Instruction:
Rewrite the lines of data below, changing each "Lumbar lordosis" to "Lumbar curve" and leaving everything else unchanged.

Supplied information:
* * * * * * * * *

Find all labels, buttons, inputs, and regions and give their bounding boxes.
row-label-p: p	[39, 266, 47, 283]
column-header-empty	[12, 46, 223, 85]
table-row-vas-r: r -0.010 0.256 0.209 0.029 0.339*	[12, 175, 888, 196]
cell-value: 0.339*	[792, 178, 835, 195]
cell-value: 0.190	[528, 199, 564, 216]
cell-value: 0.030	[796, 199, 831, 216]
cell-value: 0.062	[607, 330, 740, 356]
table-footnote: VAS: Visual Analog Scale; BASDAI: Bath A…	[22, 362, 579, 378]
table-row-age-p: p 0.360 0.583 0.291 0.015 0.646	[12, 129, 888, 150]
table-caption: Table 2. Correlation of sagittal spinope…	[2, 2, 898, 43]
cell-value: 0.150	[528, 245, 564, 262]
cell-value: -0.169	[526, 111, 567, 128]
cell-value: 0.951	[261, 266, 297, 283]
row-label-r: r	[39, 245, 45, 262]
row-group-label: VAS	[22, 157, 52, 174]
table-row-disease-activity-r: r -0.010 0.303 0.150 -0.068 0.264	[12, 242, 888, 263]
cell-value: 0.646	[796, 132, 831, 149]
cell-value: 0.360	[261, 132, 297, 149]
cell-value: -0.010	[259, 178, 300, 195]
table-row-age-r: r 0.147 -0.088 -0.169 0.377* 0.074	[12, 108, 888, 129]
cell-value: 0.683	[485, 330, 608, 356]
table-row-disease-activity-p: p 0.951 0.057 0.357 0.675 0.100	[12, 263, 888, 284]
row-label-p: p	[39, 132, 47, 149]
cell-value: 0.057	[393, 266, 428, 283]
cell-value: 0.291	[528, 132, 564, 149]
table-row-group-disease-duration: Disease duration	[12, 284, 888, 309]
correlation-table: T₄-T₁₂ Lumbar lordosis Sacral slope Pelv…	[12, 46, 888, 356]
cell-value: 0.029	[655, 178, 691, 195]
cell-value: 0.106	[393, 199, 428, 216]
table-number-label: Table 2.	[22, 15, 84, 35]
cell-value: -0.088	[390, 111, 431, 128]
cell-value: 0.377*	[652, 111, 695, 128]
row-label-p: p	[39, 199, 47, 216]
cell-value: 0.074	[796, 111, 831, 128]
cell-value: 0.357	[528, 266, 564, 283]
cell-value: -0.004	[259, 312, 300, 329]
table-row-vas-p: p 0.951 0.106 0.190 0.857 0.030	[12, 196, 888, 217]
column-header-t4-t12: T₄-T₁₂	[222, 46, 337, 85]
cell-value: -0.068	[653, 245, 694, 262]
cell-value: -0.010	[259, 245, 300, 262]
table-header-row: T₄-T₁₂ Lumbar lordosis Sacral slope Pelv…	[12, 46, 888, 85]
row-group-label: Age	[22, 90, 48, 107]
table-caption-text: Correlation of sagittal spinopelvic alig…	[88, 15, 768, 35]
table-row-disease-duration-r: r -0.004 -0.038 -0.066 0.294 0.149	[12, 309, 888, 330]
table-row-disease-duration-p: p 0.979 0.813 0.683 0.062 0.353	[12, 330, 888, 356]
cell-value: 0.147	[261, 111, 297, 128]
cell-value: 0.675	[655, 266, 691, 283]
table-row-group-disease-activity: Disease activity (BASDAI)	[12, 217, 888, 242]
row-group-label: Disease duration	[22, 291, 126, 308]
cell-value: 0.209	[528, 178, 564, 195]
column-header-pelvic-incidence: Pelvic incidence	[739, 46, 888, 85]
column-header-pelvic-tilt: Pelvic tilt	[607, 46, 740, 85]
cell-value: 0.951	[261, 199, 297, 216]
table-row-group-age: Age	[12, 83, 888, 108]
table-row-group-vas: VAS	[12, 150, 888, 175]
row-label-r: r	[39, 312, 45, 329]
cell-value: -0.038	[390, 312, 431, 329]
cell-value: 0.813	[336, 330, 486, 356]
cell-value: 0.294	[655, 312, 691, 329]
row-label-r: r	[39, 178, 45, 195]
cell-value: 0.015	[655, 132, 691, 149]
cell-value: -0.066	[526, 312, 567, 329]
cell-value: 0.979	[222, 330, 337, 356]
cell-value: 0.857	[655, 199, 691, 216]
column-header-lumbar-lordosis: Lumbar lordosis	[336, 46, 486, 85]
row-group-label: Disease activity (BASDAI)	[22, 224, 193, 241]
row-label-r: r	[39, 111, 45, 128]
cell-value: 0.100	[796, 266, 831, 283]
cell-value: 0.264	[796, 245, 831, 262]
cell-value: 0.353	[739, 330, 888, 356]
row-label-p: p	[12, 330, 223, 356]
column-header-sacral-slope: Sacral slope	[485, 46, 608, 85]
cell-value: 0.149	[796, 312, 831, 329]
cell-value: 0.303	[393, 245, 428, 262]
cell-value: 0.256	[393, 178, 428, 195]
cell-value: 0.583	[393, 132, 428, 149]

* * * * * * * * *

Answer to this exercise:
Find all labels, buttons, inputs, and regions and give their bounding boxes.
row-label-p: p	[39, 266, 47, 283]
column-header-empty	[12, 46, 223, 85]
table-row-vas-r: r -0.010 0.256 0.209 0.029 0.339*	[12, 175, 888, 196]
cell-value: 0.339*	[792, 178, 835, 195]
cell-value: 0.190	[528, 199, 564, 216]
cell-value: 0.030	[796, 199, 831, 216]
cell-value: 0.062	[607, 330, 740, 356]
table-footnote: VAS: Visual Analog Scale; BASDAI: Bath A…	[22, 362, 579, 378]
table-row-age-p: p 0.360 0.583 0.291 0.015 0.646	[12, 129, 888, 150]
table-caption: Table 2. Correlation of sagittal spinope…	[2, 2, 898, 43]
cell-value: 0.150	[528, 245, 564, 262]
cell-value: -0.169	[526, 111, 567, 128]
cell-value: 0.951	[261, 266, 297, 283]
row-label-r: r	[39, 245, 45, 262]
row-group-label: VAS	[22, 157, 52, 174]
table-row-disease-activity-r: r -0.010 0.303 0.150 -0.068 0.264	[12, 242, 888, 263]
cell-value: 0.646	[796, 132, 831, 149]
cell-value: 0.360	[261, 132, 297, 149]
cell-value: -0.010	[259, 178, 300, 195]
table-row-age-r: r 0.147 -0.088 -0.169 0.377* 0.074	[12, 108, 888, 129]
cell-value: 0.683	[485, 330, 608, 356]
table-row-disease-activity-p: p 0.951 0.057 0.357 0.675 0.100	[12, 263, 888, 284]
row-label-p: p	[39, 132, 47, 149]
cell-value: 0.057	[393, 266, 428, 283]
cell-value: 0.291	[528, 132, 564, 149]
table-row-group-disease-duration: Disease duration	[12, 284, 888, 309]
correlation-table: T₄-T₁₂ Lumbar curve Sacral slope Pelv…	[12, 46, 888, 356]
cell-value: 0.029	[655, 178, 691, 195]
cell-value: 0.106	[393, 199, 428, 216]
table-number-label: Table 2.	[22, 15, 84, 35]
cell-value: -0.088	[390, 111, 431, 128]
cell-value: 0.377*	[652, 111, 695, 128]
row-label-p: p	[39, 199, 47, 216]
cell-value: 0.074	[796, 111, 831, 128]
cell-value: 0.357	[528, 266, 564, 283]
cell-value: -0.004	[259, 312, 300, 329]
table-row-vas-p: p 0.951 0.106 0.190 0.857 0.030	[12, 196, 888, 217]
column-header-t4-t12: T₄-T₁₂	[222, 46, 337, 85]
cell-value: -0.068	[653, 245, 694, 262]
cell-value: -0.010	[259, 245, 300, 262]
table-header-row: T₄-T₁₂ Lumbar curve Sacral slope Pelv…	[12, 46, 888, 85]
row-group-label: Age	[22, 90, 48, 107]
table-caption-text: Correlation of sagittal spinopelvic alig…	[88, 15, 768, 35]
table-row-disease-duration-r: r -0.004 -0.038 -0.066 0.294 0.149	[12, 309, 888, 330]
table-row-disease-duration-p: p 0.979 0.813 0.683 0.062 0.353	[12, 330, 888, 356]
cell-value: 0.147	[261, 111, 297, 128]
cell-value: 0.675	[655, 266, 691, 283]
table-row-group-disease-activity: Disease activity (BASDAI)	[12, 217, 888, 242]
row-group-label: Disease duration	[22, 291, 126, 308]
cell-value: 0.209	[528, 178, 564, 195]
column-header-pelvic-incidence: Pelvic incidence	[739, 46, 888, 85]
column-header-pelvic-tilt: Pelvic tilt	[607, 46, 740, 85]
cell-value: 0.951	[261, 199, 297, 216]
table-row-group-age: Age	[12, 83, 888, 108]
table-row-group-vas: VAS	[12, 150, 888, 175]
row-label-r: r	[39, 312, 45, 329]
cell-value: -0.038	[390, 312, 431, 329]
cell-value: 0.813	[336, 330, 486, 356]
cell-value: 0.294	[655, 312, 691, 329]
row-label-r: r	[39, 178, 45, 195]
cell-value: 0.015	[655, 132, 691, 149]
cell-value: -0.066	[526, 312, 567, 329]
cell-value: 0.979	[222, 330, 337, 356]
cell-value: 0.857	[655, 199, 691, 216]
column-header-lumbar-lordosis: Lumbar curve	[336, 46, 486, 85]
row-group-label: Disease activity (BASDAI)	[22, 224, 193, 241]
row-label-r: r	[39, 111, 45, 128]
cell-value: 0.100	[796, 266, 831, 283]
cell-value: 0.264	[796, 245, 831, 262]
cell-value: 0.353	[739, 330, 888, 356]
row-label-p: p	[12, 330, 223, 356]
column-header-sacral-slope: Sacral slope	[485, 46, 608, 85]
cell-value: 0.149	[796, 312, 831, 329]
cell-value: 0.303	[393, 245, 428, 262]
cell-value: 0.256	[393, 178, 428, 195]
cell-value: 0.583	[393, 132, 428, 149]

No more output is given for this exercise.